Frédéric Rivain, directeur technique de Dashlane

Les applications tierces génèrent des failles supplémentaires

Si vous authentifiez une autre application telle que Twitter via Clubhouse, celle-ci peut « recueillir, stocker et modifier les informations associées à ce compte tiers, comme vos listes d’amis ou vos abonnés. » En bref, ce que Twitter sait de vous, Clubhouse le saura aussi, si vous lui donnez l’autorisation.

Vos conversations ne sont pas totalement éphémères

Vous : Une seconde, vous aviez dit qu’aucun enregistrement ne subsistait une fois la session terminée !

Nous : Oui, c’est fâcheux. Les conversations ne sont plus accessibles pour nos petites personnes, mais les développeurs en disposent encore. Et peut-être même... la Chine ?

D’après leur politique de confidentialité, Clubhouse enregistre et conserve temporairement les conversations des sessions live, « à des fins exclusives d’analyse et de résolution d’incidents. » Les enregistrements sont consultés si un utilisateur signale un incident qui enfreint la « confiance et la sécurité » et sont supprimés une fois l’enquête terminée. Ces enregistrements temporaires sont chiffrés et, selon la politique, le son provenant des utilisateurs dont le micro est coupé n’est pas enregistré ni conservé.

Comme l’a récemment écrit Status, le son enregistré sur Clubhouse passe par des applications tierces, qui n’ont aucune obligation de supprimer vos données personnelles. L’article mentionne également que les conversations Clubhouse sont « chiffrées côté serveur », ce qui signifie que ces tiers peuvent déchiffrer les données. D’après la politique de confidentialité de l’application, ces fournisseurs tiers peuvent inclure « des fournisseurs de services d’hébergement, des applications et infrastructures audio [et] des services cloud ».

Le son enregistré sur Clubhouse passe par des applications tierces, qui n’ont aucune obligation de supprimer vos données personnelles.

TRAVAIL À RÉALISER:
Prolongez l'extrait ci-dessus sur la confidentialité de Clubhouse en rédigeant la suite qui vient après sa dernière phrase.

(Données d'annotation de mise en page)
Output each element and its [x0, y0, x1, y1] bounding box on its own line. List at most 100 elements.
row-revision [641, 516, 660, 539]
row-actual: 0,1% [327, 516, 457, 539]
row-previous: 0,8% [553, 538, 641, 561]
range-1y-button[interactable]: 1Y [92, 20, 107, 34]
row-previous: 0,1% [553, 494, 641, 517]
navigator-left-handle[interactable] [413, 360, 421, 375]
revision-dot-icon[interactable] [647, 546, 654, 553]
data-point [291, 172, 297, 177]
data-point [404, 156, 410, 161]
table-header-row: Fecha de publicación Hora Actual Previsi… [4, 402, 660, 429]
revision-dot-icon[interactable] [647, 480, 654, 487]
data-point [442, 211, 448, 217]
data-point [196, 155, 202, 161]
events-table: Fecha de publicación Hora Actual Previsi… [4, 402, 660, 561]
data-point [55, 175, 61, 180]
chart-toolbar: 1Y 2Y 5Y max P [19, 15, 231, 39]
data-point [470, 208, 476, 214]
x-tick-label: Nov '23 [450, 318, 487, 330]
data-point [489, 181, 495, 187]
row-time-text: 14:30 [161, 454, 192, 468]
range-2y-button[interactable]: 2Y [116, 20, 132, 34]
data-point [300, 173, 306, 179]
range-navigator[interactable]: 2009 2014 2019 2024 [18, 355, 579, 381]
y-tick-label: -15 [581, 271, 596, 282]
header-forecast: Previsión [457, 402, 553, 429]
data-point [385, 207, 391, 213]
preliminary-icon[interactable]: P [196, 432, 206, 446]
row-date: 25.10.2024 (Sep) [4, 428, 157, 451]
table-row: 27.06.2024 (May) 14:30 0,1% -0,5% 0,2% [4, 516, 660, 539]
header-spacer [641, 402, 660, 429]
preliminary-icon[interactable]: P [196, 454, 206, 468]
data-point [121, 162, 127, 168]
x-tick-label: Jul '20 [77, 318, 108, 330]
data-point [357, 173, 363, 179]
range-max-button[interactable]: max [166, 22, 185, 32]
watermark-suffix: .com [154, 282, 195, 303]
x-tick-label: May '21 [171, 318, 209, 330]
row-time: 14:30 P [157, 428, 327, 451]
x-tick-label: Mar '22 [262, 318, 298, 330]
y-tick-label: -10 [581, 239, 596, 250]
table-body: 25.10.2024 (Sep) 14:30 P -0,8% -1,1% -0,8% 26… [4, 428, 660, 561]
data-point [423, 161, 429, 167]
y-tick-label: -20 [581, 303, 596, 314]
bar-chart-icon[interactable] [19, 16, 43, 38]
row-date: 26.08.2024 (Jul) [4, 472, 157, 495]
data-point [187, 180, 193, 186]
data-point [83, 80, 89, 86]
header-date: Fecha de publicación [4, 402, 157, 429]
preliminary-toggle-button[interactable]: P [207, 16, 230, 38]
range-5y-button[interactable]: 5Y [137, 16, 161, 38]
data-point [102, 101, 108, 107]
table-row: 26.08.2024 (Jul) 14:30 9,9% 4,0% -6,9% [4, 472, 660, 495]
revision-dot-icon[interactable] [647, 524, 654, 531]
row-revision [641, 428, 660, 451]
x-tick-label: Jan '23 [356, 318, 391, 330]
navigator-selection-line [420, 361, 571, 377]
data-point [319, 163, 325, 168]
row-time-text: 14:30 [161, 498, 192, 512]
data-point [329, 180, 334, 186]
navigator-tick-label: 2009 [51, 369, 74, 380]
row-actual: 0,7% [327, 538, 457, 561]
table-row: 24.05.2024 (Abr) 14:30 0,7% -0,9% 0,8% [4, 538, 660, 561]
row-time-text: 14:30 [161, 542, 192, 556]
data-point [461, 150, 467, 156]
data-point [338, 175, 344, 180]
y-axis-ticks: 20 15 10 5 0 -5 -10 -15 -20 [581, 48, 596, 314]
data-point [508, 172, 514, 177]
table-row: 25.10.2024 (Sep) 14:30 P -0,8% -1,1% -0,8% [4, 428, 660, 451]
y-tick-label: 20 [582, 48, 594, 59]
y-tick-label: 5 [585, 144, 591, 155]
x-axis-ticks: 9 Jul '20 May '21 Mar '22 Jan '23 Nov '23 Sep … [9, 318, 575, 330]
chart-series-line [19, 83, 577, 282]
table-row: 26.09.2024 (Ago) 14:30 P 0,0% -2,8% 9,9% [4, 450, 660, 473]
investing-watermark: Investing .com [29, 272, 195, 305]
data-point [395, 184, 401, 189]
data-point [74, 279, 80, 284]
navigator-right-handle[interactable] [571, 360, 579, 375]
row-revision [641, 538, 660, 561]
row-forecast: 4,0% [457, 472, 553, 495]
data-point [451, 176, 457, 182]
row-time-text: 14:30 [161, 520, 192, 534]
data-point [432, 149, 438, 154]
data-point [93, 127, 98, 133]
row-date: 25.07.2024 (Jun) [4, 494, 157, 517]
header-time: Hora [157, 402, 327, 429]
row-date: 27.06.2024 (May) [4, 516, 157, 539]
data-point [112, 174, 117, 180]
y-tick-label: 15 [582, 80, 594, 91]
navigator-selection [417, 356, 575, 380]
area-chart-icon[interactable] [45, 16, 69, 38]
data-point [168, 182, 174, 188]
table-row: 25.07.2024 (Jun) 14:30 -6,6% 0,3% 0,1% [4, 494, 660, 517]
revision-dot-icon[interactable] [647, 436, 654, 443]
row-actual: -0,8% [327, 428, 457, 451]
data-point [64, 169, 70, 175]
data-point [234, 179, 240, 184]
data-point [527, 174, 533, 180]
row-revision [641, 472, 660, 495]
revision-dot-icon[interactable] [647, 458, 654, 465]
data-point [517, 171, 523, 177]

RÉPONSE RÉDIGÉE:
Mais fait encore plus alarmant : le manque d’infrastructure sécurisée dans l’application, comme l’a découvert le Stanford Internet Observatory et l’a ensuite signalé Bloomberg. La start-up Agora Inc., basée à Shanghai, fournit l’infrastructure back-end de Clubhouse. En tant qu’entreprise chinoise (bien qu’elle ait des bureaux dans la Silicon Valley), Agora Inc. est tenue par la loi d’« aider le gouvernement à localiser et stocker » les messages vocaux qui compromettent la sécurité nationale de la Chine, selon les autorités. Alors que Clubhouse a gagné en popularité en Chine, les inquiétudes pour la confidentialité des utilisateurs chinois ont été soulevées et à juste titre. Les identifiants utilisateur de Clubhouse, une séquence de chiffres (et non pas un pseudo), sont transmis sur Internet en texte brut. SIO explique dans une discussion Twitter que ces séquences de chiffres peuvent être facilement interceptées par quiconque surveille le trafic Internet pour identifier à qui parlent les utilisateurs.

Agora a indiqué à Bloomberg qu’elle « n’est pas autorisée à partager ou à stocker les données personnellement identifiables sur les utilisateurs finaux. Le trafic audio ou vidéo des utilisateurs non basés en Chine – y compris aux États-Unis – n’est jamais redirigé vers la Chine. » Pourtant, si des métadonnées non chiffrées sont transmises sur des serveurs dans la République populaire de Chine, le gouvernement chinois pourrait en théorie accéder à ces données, avec ou sans Agora.

Encore d’après Bloomberg, un chercheur en chef chez Trend Micro, Frederico Macci, a découvert que la bibliothèque logicielle d’Agora sur laquelle s’appuie Clubhouse est obsolète, ce qui signifie non seulement que son chiffrement est compromis, mais que cette version envoie des données en Chine via plusieurs adresses IP codées en dur. Clubhouse est théoriquement interdite en Chine en raison des initiatives gouvernementales visant à censurer certains sujets abordés dans l’application, mais les utilisateurs de Chine continentale peuvent continuer d’y accéder avec un VPN.

Alors, à quoi servent toutes ces données ?

D’après Clubhouse, l’entreprise peut utiliser vos données de plusieurs façons, et notamment :

  • Pour faciliter le réseautage, recommander du contenu et personnaliser davantage le service pour vous
  • Pour développer de nouveaux produits et services
  • En les partageant pour vous proposer des publicités ciblées

Clubhouse prétend ne pas vendre les données qu’elle recueille. Dans ce cas, comment Clubhouse gagne-t-elle de l’argent ?

Pour faire court, elle n’en gagne pas. Pour le moment.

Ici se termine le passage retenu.